**Objective**: From the listing below, pull out all lines with "values" in them.

**Records provided**:
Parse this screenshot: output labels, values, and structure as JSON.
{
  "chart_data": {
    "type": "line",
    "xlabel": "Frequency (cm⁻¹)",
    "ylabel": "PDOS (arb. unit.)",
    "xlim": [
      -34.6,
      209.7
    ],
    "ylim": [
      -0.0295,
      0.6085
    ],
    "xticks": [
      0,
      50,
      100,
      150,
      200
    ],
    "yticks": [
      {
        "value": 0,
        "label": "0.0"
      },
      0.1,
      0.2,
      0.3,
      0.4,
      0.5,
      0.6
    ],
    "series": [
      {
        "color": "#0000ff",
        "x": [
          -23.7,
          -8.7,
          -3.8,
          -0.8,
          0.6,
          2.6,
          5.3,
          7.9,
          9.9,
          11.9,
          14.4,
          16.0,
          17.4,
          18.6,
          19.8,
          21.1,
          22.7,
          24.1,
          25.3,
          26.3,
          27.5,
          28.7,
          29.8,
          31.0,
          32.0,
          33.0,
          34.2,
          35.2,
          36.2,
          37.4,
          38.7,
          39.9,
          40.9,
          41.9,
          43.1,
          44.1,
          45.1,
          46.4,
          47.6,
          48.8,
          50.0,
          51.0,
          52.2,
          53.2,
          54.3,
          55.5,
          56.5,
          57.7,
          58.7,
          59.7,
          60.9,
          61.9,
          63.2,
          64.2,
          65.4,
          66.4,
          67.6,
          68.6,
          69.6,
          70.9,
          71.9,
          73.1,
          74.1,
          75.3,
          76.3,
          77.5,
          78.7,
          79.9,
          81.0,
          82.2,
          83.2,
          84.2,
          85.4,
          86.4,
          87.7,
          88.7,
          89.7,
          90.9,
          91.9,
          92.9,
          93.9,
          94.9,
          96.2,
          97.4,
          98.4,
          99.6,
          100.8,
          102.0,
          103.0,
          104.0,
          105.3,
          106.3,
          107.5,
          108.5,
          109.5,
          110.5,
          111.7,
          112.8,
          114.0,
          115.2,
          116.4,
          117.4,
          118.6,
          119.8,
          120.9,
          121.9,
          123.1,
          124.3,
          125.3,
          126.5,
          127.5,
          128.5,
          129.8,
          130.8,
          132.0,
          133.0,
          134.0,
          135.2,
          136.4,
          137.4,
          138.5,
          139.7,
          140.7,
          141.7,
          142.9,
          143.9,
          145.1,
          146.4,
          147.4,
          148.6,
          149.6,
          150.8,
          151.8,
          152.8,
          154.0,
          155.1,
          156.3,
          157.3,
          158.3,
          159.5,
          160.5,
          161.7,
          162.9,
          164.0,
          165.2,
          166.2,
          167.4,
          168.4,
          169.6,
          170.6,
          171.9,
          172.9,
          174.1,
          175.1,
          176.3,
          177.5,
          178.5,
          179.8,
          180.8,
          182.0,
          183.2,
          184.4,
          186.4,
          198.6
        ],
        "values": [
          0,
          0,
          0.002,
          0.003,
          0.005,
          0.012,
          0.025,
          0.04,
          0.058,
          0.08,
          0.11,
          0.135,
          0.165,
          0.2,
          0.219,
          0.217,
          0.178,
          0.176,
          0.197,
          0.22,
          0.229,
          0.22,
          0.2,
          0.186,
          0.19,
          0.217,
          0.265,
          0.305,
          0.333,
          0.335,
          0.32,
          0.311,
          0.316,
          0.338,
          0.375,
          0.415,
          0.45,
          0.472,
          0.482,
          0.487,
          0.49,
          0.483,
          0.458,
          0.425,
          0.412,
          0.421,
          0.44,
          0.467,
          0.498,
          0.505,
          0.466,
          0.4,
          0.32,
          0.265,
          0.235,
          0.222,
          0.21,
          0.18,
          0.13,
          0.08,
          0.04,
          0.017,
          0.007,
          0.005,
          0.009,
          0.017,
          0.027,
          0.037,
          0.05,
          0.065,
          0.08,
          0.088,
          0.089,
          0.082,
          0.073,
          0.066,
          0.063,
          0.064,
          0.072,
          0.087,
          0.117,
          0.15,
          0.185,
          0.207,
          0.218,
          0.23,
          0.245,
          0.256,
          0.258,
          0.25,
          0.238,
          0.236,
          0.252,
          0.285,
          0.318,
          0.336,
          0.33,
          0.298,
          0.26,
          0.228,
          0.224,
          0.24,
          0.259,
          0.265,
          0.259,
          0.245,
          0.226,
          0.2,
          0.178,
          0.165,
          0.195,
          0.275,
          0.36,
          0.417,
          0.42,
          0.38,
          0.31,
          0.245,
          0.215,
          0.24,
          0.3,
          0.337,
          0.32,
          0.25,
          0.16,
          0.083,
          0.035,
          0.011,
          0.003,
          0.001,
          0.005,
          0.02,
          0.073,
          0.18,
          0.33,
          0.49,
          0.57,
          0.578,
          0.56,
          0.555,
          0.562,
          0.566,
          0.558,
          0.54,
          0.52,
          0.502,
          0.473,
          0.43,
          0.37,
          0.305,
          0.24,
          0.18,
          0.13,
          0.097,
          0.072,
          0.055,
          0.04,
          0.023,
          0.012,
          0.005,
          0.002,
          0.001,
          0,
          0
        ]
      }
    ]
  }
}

**Response to this task**:
Parse this screenshot: output labels, values, and structure as JSON.
        "values": [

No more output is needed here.